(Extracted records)
START
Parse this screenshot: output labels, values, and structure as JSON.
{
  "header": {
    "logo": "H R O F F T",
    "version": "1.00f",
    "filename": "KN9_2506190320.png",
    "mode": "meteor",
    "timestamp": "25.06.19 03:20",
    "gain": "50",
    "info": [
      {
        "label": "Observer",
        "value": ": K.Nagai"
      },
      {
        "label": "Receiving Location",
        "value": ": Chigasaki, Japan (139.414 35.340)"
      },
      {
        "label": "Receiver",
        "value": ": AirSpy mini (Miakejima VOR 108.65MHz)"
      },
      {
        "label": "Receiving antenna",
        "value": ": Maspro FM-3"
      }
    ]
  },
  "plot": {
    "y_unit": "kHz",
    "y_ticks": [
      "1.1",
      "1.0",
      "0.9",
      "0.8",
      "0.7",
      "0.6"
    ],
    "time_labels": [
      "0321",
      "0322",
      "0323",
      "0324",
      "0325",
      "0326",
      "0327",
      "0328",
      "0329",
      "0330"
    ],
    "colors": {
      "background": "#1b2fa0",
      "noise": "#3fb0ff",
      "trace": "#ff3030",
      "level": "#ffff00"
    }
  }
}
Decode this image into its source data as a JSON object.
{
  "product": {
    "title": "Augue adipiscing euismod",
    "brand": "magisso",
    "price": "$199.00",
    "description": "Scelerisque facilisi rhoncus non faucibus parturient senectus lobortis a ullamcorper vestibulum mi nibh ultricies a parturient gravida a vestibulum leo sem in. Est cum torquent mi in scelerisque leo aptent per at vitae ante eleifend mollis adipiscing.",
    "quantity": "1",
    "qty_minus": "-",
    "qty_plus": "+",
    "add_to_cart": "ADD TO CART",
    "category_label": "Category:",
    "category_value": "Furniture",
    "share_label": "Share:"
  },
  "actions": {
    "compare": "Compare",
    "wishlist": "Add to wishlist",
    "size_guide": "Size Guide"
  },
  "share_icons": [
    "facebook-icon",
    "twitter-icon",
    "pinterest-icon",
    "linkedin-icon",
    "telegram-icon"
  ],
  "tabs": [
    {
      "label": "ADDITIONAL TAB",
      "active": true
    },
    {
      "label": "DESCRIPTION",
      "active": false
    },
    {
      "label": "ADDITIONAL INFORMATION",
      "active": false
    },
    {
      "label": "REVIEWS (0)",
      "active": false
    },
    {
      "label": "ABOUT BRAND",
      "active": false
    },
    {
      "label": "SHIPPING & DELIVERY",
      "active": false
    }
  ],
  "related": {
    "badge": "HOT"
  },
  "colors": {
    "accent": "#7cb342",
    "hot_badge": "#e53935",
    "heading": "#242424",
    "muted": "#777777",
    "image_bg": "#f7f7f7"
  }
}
END
WHAT IS EXPECTED
Say how many lines contain the string "this", giving nothing but the count.

COMPLETED TASK
2